▶ _Record list_:
■ ■ ■ ■ ■ ■ ■
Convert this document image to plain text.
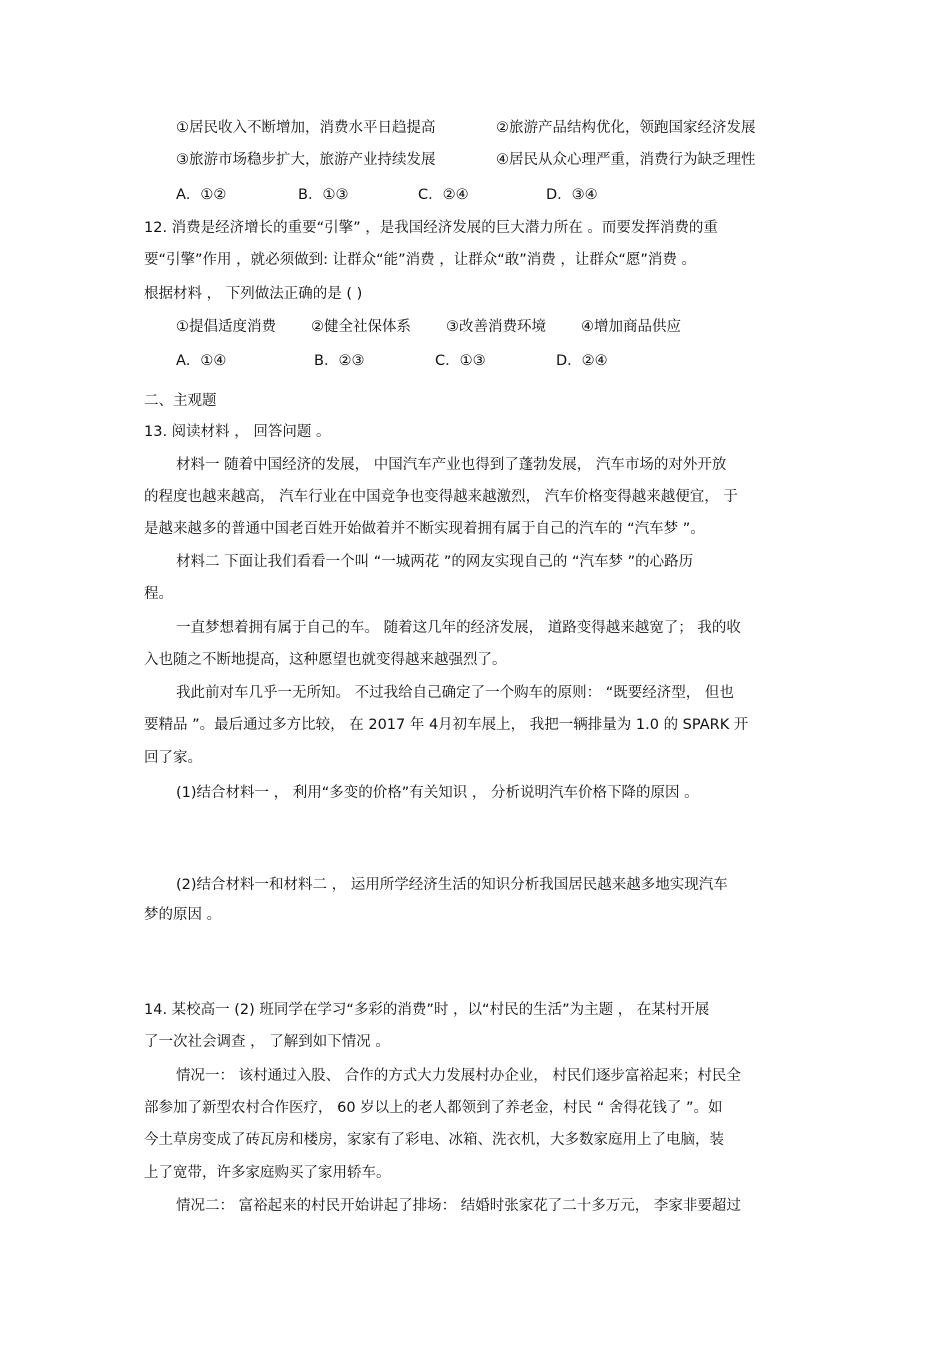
①居民收入不断增加，消费水平日趋提高	②旅游产品结构优化，领跑国家经济发展
③旅游市场稳步扩大，旅游产业持续发展	④居民从众心理严重，消费行为缺乏理性
A．①②	B．①③	C．②④	D．③④
12. 消费是经济增长的重要“引擎” ，是我国经济发展的巨大潜力所在 。而要发挥消费的重
要“引擎”作用 ，就必须做到: 让群众“能”消费 ，让群众“敢”消费 ，让群众“愿”消费 。
根据材料 ， 下列做法正确的是 ( )
①提倡适度消费 ②健全社保体系 ③改善消费环境 ④增加商品供应
A．①④	B．②③	C．①③	D．②④
二、主观题
13. 阅读材料 ， 回答问题 。
材料一 随着中国经济的发展， 中国汽车产业也得到了蓬勃发展， 汽车市场的对外开放
的程度也越来越高， 汽车行业在中国竞争也变得越来越激烈， 汽车价格变得越来越便宜， 于
是越来越多的普通中国老百姓开始做着并不断实现着拥有属于自己的汽车的 “汽车梦 ”。
材料二 下面让我们看看一个叫 “一城两花 ”的网友实现自己的 “汽车梦 ”的心路历
程。
一直梦想着拥有属于自己的车。 随着这几年的经济发展， 道路变得越来越宽了； 我的收
入也随之不断地提高，这种愿望也就变得越来越强烈了。
我此前对车几乎一无所知。 不过我给自己确定了一个购车的原则： “既要经济型， 但也
要精品 ”。最后通过多方比较， 在 2017 年 4月初车展上， 我把一辆排量为 1.0 的 SPARK 开
回了家。
(1)结合材料一 ， 利用“多变的价格”有关知识 ， 分析说明汽车价格下降的原因 。
(2)结合材料一和材料二 ， 运用所学经济生活的知识分析我国居民越来越多地实现汽车
梦的原因 。
14. 某校高一 (2) 班同学在学习“多彩的消费”时 ，以“村民的生活”为主题 ， 在某村开展
了一次社会调查 ， 了解到如下情况 。
情况一： 该村通过入股、 合作的方式大力发展村办企业， 村民们逐步富裕起来；村民全
部参加了新型农村合作医疗， 60 岁以上的老人都领到了养老金，村民 “ 舍得花钱了 ”。如
今土草房变成了砖瓦房和楼房，家家有了彩电、冰箱、洗衣机，大多数家庭用上了电脑，装
上了宽带，许多家庭购买了家用轿车。
情况二： 富裕起来的村民开始讲起了排场： 结婚时张家花了二十多万元， 李家非要超过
■ ■ ■ ■ ■ ■ ■
▶ _Directions_: Leave out the pictures and give the rest of the records again exactly.

▶ _Exercise response_:
Convert this document image to plain text.
①居民收入不断增加，消费水平日趋提高	②旅游产品结构优化，领跑国家经济发展
③旅游市场稳步扩大，旅游产业持续发展	④居民从众心理严重，消费行为缺乏理性
A．①②	B．①③	C．②④	D．③④
12. 消费是经济增长的重要“引擎” ，是我国经济发展的巨大潜力所在 。而要发挥消费的重
要“引擎”作用 ，就必须做到: 让群众“能”消费 ，让群众“敢”消费 ，让群众“愿”消费 。
根据材料 ， 下列做法正确的是 ( )
①提倡适度消费 ②健全社保体系 ③改善消费环境 ④增加商品供应
A．①④	B．②③	C．①③	D．②④
二、主观题
13. 阅读材料 ， 回答问题 。
材料一 随着中国经济的发展， 中国汽车产业也得到了蓬勃发展， 汽车市场的对外开放
的程度也越来越高， 汽车行业在中国竞争也变得越来越激烈， 汽车价格变得越来越便宜， 于
是越来越多的普通中国老百姓开始做着并不断实现着拥有属于自己的汽车的 “汽车梦 ”。
材料二 下面让我们看看一个叫 “一城两花 ”的网友实现自己的 “汽车梦 ”的心路历
程。
一直梦想着拥有属于自己的车。 随着这几年的经济发展， 道路变得越来越宽了； 我的收
入也随之不断地提高，这种愿望也就变得越来越强烈了。
我此前对车几乎一无所知。 不过我给自己确定了一个购车的原则： “既要经济型， 但也
要精品 ”。最后通过多方比较， 在 2017 年 4月初车展上， 我把一辆排量为 1.0 的 SPARK 开
回了家。
(1)结合材料一 ， 利用“多变的价格”有关知识 ， 分析说明汽车价格下降的原因 。
(2)结合材料一和材料二 ， 运用所学经济生活的知识分析我国居民越来越多地实现汽车
梦的原因 。
14. 某校高一 (2) 班同学在学习“多彩的消费”时 ，以“村民的生活”为主题 ， 在某村开展
了一次社会调查 ， 了解到如下情况 。
情况一： 该村通过入股、 合作的方式大力发展村办企业， 村民们逐步富裕起来；村民全
部参加了新型农村合作医疗， 60 岁以上的老人都领到了养老金，村民 “ 舍得花钱了 ”。如
今土草房变成了砖瓦房和楼房，家家有了彩电、冰箱、洗衣机，大多数家庭用上了电脑，装
上了宽带，许多家庭购买了家用轿车。
情况二： 富裕起来的村民开始讲起了排场： 结婚时张家花了二十多万元， 李家非要超过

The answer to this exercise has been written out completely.